Figure record listings.
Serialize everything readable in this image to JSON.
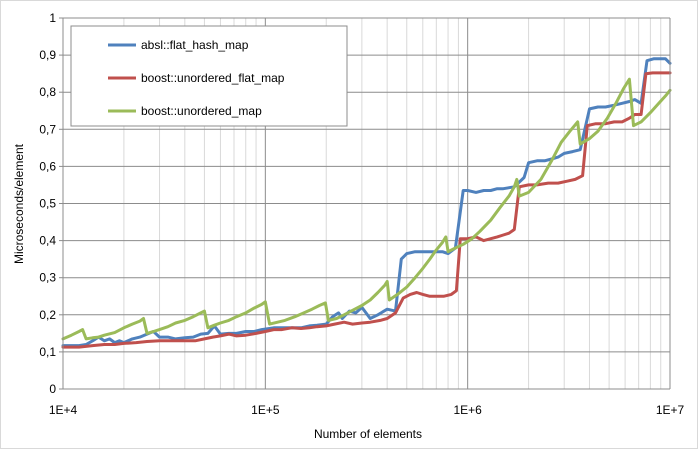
{
  "chart_data": {
    "type": "line",
    "title": "",
    "xlabel": "Number of elements",
    "ylabel": "Microseconds/element",
    "x_scale": "log",
    "xlim": [
      10000,
      10000000
    ],
    "ylim": [
      0,
      1
    ],
    "grid": true,
    "legend_position": "top-left",
    "x_ticks": [
      "1E+4",
      "1E+5",
      "1E+6",
      "1E+7"
    ],
    "y_ticks": [
      "0",
      "0,1",
      "0,2",
      "0,3",
      "0,4",
      "0,5",
      "0,6",
      "0,7",
      "0,8",
      "0,9",
      "1"
    ],
    "series": [
      {
        "name": "absl::flat_hash_map",
        "color": "#4f81bd",
        "points": [
          [
            10000,
            0.117
          ],
          [
            11000,
            0.117
          ],
          [
            12000,
            0.117
          ],
          [
            13000,
            0.12
          ],
          [
            14000,
            0.13
          ],
          [
            15000,
            0.14
          ],
          [
            16000,
            0.13
          ],
          [
            17000,
            0.135
          ],
          [
            18000,
            0.125
          ],
          [
            19000,
            0.13
          ],
          [
            20000,
            0.125
          ],
          [
            22000,
            0.135
          ],
          [
            24000,
            0.14
          ],
          [
            26000,
            0.148
          ],
          [
            28000,
            0.155
          ],
          [
            30000,
            0.14
          ],
          [
            33000,
            0.14
          ],
          [
            36000,
            0.135
          ],
          [
            40000,
            0.138
          ],
          [
            44000,
            0.14
          ],
          [
            48000,
            0.148
          ],
          [
            52000,
            0.15
          ],
          [
            56000,
            0.17
          ],
          [
            60000,
            0.148
          ],
          [
            66000,
            0.15
          ],
          [
            72000,
            0.15
          ],
          [
            80000,
            0.155
          ],
          [
            88000,
            0.155
          ],
          [
            96000,
            0.16
          ],
          [
            110000,
            0.165
          ],
          [
            120000,
            0.165
          ],
          [
            135000,
            0.165
          ],
          [
            150000,
            0.165
          ],
          [
            165000,
            0.17
          ],
          [
            180000,
            0.172
          ],
          [
            200000,
            0.175
          ],
          [
            215000,
            0.195
          ],
          [
            230000,
            0.205
          ],
          [
            240000,
            0.19
          ],
          [
            260000,
            0.21
          ],
          [
            280000,
            0.205
          ],
          [
            300000,
            0.22
          ],
          [
            330000,
            0.19
          ],
          [
            360000,
            0.2
          ],
          [
            400000,
            0.215
          ],
          [
            440000,
            0.21
          ],
          [
            470000,
            0.35
          ],
          [
            500000,
            0.365
          ],
          [
            550000,
            0.37
          ],
          [
            600000,
            0.37
          ],
          [
            650000,
            0.37
          ],
          [
            700000,
            0.37
          ],
          [
            750000,
            0.37
          ],
          [
            800000,
            0.365
          ],
          [
            870000,
            0.38
          ],
          [
            950000,
            0.535
          ],
          [
            1000000,
            0.535
          ],
          [
            1100000,
            0.53
          ],
          [
            1200000,
            0.535
          ],
          [
            1300000,
            0.535
          ],
          [
            1400000,
            0.54
          ],
          [
            1500000,
            0.54
          ],
          [
            1700000,
            0.545
          ],
          [
            1900000,
            0.57
          ],
          [
            2000000,
            0.61
          ],
          [
            2200000,
            0.615
          ],
          [
            2400000,
            0.615
          ],
          [
            2600000,
            0.62
          ],
          [
            2800000,
            0.625
          ],
          [
            3000000,
            0.635
          ],
          [
            3300000,
            0.64
          ],
          [
            3600000,
            0.645
          ],
          [
            4000000,
            0.755
          ],
          [
            4400000,
            0.76
          ],
          [
            4800000,
            0.76
          ],
          [
            5300000,
            0.765
          ],
          [
            5800000,
            0.77
          ],
          [
            6300000,
            0.775
          ],
          [
            6700000,
            0.78
          ],
          [
            7200000,
            0.77
          ],
          [
            7700000,
            0.885
          ],
          [
            8300000,
            0.89
          ],
          [
            9000000,
            0.89
          ],
          [
            9500000,
            0.89
          ],
          [
            10000000,
            0.878
          ]
        ]
      },
      {
        "name": "boost::unordered_flat_map",
        "color": "#c0504d",
        "points": [
          [
            10000,
            0.113
          ],
          [
            12000,
            0.113
          ],
          [
            14000,
            0.117
          ],
          [
            16000,
            0.12
          ],
          [
            18000,
            0.12
          ],
          [
            20000,
            0.123
          ],
          [
            23000,
            0.125
          ],
          [
            26000,
            0.128
          ],
          [
            30000,
            0.13
          ],
          [
            35000,
            0.13
          ],
          [
            40000,
            0.13
          ],
          [
            45000,
            0.13
          ],
          [
            50000,
            0.135
          ],
          [
            55000,
            0.14
          ],
          [
            60000,
            0.143
          ],
          [
            66000,
            0.148
          ],
          [
            72000,
            0.143
          ],
          [
            80000,
            0.145
          ],
          [
            90000,
            0.15
          ],
          [
            100000,
            0.155
          ],
          [
            110000,
            0.16
          ],
          [
            120000,
            0.16
          ],
          [
            135000,
            0.165
          ],
          [
            150000,
            0.163
          ],
          [
            165000,
            0.165
          ],
          [
            180000,
            0.168
          ],
          [
            200000,
            0.17
          ],
          [
            220000,
            0.175
          ],
          [
            245000,
            0.18
          ],
          [
            270000,
            0.175
          ],
          [
            300000,
            0.178
          ],
          [
            330000,
            0.18
          ],
          [
            370000,
            0.185
          ],
          [
            400000,
            0.19
          ],
          [
            440000,
            0.205
          ],
          [
            480000,
            0.245
          ],
          [
            520000,
            0.255
          ],
          [
            560000,
            0.26
          ],
          [
            600000,
            0.255
          ],
          [
            650000,
            0.25
          ],
          [
            700000,
            0.25
          ],
          [
            760000,
            0.25
          ],
          [
            830000,
            0.255
          ],
          [
            880000,
            0.265
          ],
          [
            920000,
            0.405
          ],
          [
            1000000,
            0.405
          ],
          [
            1100000,
            0.41
          ],
          [
            1200000,
            0.4
          ],
          [
            1300000,
            0.405
          ],
          [
            1400000,
            0.41
          ],
          [
            1500000,
            0.415
          ],
          [
            1600000,
            0.42
          ],
          [
            1700000,
            0.43
          ],
          [
            1800000,
            0.545
          ],
          [
            2000000,
            0.55
          ],
          [
            2200000,
            0.55
          ],
          [
            2500000,
            0.555
          ],
          [
            2800000,
            0.555
          ],
          [
            3100000,
            0.56
          ],
          [
            3400000,
            0.565
          ],
          [
            3700000,
            0.575
          ],
          [
            3900000,
            0.71
          ],
          [
            4300000,
            0.715
          ],
          [
            4800000,
            0.715
          ],
          [
            5300000,
            0.72
          ],
          [
            5800000,
            0.72
          ],
          [
            6300000,
            0.73
          ],
          [
            6700000,
            0.74
          ],
          [
            7200000,
            0.74
          ],
          [
            7600000,
            0.85
          ],
          [
            8200000,
            0.852
          ],
          [
            9000000,
            0.852
          ],
          [
            10000000,
            0.852
          ]
        ]
      },
      {
        "name": "boost::unordered_map",
        "color": "#9bbb59",
        "points": [
          [
            10000,
            0.135
          ],
          [
            11000,
            0.145
          ],
          [
            12000,
            0.155
          ],
          [
            12500,
            0.16
          ],
          [
            13000,
            0.135
          ],
          [
            14000,
            0.138
          ],
          [
            15000,
            0.14
          ],
          [
            16000,
            0.145
          ],
          [
            18000,
            0.152
          ],
          [
            20000,
            0.165
          ],
          [
            22000,
            0.175
          ],
          [
            24000,
            0.183
          ],
          [
            25000,
            0.19
          ],
          [
            26000,
            0.15
          ],
          [
            28000,
            0.155
          ],
          [
            30000,
            0.16
          ],
          [
            33000,
            0.168
          ],
          [
            36000,
            0.178
          ],
          [
            40000,
            0.185
          ],
          [
            44000,
            0.195
          ],
          [
            48000,
            0.205
          ],
          [
            50000,
            0.21
          ],
          [
            52000,
            0.165
          ],
          [
            56000,
            0.172
          ],
          [
            60000,
            0.178
          ],
          [
            66000,
            0.185
          ],
          [
            72000,
            0.195
          ],
          [
            80000,
            0.205
          ],
          [
            88000,
            0.218
          ],
          [
            96000,
            0.228
          ],
          [
            100000,
            0.235
          ],
          [
            105000,
            0.175
          ],
          [
            115000,
            0.18
          ],
          [
            125000,
            0.185
          ],
          [
            140000,
            0.195
          ],
          [
            155000,
            0.205
          ],
          [
            170000,
            0.215
          ],
          [
            185000,
            0.225
          ],
          [
            198000,
            0.232
          ],
          [
            205000,
            0.185
          ],
          [
            225000,
            0.19
          ],
          [
            245000,
            0.2
          ],
          [
            270000,
            0.212
          ],
          [
            300000,
            0.225
          ],
          [
            330000,
            0.24
          ],
          [
            360000,
            0.26
          ],
          [
            390000,
            0.28
          ],
          [
            400000,
            0.29
          ],
          [
            410000,
            0.24
          ],
          [
            450000,
            0.255
          ],
          [
            500000,
            0.275
          ],
          [
            550000,
            0.3
          ],
          [
            600000,
            0.325
          ],
          [
            650000,
            0.35
          ],
          [
            700000,
            0.375
          ],
          [
            750000,
            0.395
          ],
          [
            780000,
            0.41
          ],
          [
            800000,
            0.37
          ],
          [
            870000,
            0.38
          ],
          [
            950000,
            0.39
          ],
          [
            1050000,
            0.405
          ],
          [
            1150000,
            0.425
          ],
          [
            1300000,
            0.455
          ],
          [
            1450000,
            0.49
          ],
          [
            1600000,
            0.52
          ],
          [
            1700000,
            0.545
          ],
          [
            1750000,
            0.565
          ],
          [
            1800000,
            0.52
          ],
          [
            2000000,
            0.53
          ],
          [
            2300000,
            0.565
          ],
          [
            2600000,
            0.615
          ],
          [
            2900000,
            0.665
          ],
          [
            3200000,
            0.695
          ],
          [
            3500000,
            0.72
          ],
          [
            3600000,
            0.66
          ],
          [
            4000000,
            0.675
          ],
          [
            4400000,
            0.695
          ],
          [
            4900000,
            0.73
          ],
          [
            5400000,
            0.77
          ],
          [
            5900000,
            0.81
          ],
          [
            6300000,
            0.835
          ],
          [
            6600000,
            0.71
          ],
          [
            7200000,
            0.72
          ],
          [
            8000000,
            0.745
          ],
          [
            8800000,
            0.77
          ],
          [
            9500000,
            0.79
          ],
          [
            10000000,
            0.805
          ]
        ]
      }
    ]
  }
}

Objective. Where a line of the entries contains the word "color", copy that line.

Expected answer.
        "color": "#4f81bd",
        "color": "#c0504d",
        "color": "#9bbb59",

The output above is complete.